* Trecho da página
———

Em agosto do ano passado, Evanthia cruzou pela primeira vez o muro que divide Nicosia, Lefkosia, ou Lefkosha (a cidade tem três nomes), capital do Chipre, entre norte e sul. “Cruzei para tirar fotos no lado norte. E aí percebi que é o ato de cruzar que realmente me afeta, o caminhar ató o ponto de check-in, o mostrar o passaporte. Senti-me estranha por um tempo, mas logo me acostumei”, relata a artista.


Evanthia é parte da geração dos filhos de refugiados que enfrenta, ou reconstrói, a chamada “Questão Chipre”. A pequena ilha encravada no mar Egeu, de milenar existência e influência cultural predominantemente helenística, é presente nos debates da política internacional devido a um antigo conflito étnico entre cristãos ortodoxos (gregos) e muçulmanos (turcos) que remonta à queda do império Otomano. Uma história que perpassa as origens de toda a civilização ocidental, um lugar que se caracteriza como eterno ponto de encontro de culturas, desde os Fenícios da Antiguidade até os contemporâneos britânicos.

———

* Material fornecido
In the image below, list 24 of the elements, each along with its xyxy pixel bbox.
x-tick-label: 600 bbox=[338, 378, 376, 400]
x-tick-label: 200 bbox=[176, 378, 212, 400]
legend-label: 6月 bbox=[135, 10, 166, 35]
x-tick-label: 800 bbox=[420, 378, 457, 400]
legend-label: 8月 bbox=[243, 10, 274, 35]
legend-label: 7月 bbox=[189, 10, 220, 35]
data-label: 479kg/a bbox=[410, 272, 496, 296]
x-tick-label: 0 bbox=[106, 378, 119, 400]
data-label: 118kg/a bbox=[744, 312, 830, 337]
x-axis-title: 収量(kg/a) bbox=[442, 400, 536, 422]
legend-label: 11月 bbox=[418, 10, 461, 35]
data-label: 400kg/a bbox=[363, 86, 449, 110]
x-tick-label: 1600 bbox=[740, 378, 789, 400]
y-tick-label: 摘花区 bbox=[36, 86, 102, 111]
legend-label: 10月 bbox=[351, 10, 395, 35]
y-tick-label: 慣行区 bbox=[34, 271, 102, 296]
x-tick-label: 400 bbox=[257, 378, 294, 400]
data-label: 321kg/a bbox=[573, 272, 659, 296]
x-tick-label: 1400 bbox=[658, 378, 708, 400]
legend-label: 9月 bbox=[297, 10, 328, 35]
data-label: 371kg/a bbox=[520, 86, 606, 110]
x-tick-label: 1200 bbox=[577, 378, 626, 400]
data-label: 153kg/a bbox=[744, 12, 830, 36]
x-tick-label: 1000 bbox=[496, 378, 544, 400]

———

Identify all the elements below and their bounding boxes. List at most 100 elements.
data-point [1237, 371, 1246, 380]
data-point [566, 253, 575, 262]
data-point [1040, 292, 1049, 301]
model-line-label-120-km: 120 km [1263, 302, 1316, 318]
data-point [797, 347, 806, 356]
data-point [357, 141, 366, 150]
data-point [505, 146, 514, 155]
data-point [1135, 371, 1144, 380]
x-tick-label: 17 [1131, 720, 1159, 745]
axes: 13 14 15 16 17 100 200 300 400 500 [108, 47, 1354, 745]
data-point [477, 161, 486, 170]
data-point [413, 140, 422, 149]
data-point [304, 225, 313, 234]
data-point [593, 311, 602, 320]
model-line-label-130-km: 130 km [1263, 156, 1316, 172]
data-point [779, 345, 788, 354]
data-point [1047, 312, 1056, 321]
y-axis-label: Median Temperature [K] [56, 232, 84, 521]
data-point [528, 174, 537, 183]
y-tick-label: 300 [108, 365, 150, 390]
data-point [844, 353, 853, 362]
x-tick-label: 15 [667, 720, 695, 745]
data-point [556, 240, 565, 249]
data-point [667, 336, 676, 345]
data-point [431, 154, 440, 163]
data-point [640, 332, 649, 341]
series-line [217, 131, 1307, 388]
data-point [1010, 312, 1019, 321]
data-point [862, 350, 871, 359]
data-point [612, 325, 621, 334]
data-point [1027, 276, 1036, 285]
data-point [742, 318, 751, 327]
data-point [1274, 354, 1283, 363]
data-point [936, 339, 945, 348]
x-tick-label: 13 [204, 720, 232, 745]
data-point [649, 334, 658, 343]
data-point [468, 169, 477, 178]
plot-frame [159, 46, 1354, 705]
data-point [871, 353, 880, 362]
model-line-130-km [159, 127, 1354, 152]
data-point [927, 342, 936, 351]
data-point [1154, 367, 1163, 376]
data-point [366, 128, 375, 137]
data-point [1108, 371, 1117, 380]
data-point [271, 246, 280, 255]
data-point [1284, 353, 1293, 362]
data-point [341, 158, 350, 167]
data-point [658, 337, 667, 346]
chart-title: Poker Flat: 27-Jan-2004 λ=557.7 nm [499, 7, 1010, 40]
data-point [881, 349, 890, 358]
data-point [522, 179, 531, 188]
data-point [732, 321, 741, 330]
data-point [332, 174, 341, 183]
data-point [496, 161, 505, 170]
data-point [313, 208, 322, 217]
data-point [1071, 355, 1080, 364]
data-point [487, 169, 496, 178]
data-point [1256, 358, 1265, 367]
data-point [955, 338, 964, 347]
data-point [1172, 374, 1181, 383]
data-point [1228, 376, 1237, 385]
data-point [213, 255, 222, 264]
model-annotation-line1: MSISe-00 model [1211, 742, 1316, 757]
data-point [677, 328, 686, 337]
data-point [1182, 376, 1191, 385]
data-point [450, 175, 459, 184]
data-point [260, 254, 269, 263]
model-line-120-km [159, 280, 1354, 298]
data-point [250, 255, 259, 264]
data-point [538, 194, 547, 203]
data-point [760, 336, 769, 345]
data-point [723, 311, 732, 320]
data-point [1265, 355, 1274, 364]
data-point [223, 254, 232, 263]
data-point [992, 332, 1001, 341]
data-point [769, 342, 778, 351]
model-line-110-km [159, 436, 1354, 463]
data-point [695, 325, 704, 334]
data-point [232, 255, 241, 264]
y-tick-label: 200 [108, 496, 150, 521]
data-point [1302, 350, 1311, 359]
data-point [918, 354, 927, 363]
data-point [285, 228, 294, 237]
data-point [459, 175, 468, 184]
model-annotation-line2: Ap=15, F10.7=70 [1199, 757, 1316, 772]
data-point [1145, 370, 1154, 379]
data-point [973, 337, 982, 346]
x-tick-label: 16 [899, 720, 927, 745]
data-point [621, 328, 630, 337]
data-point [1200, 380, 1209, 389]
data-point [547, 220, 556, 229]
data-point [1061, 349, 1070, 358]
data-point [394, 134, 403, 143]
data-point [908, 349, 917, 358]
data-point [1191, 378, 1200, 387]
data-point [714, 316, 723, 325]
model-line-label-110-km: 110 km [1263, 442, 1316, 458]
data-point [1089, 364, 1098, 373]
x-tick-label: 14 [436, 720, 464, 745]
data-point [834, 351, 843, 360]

———

* Objetivo do exercício
Cite todos os nomes da capital do Chipre que aparecem no trecho sobre o Chipre.

* Resolução do exercício
Nicosia, Lefkosia e Lefkosha.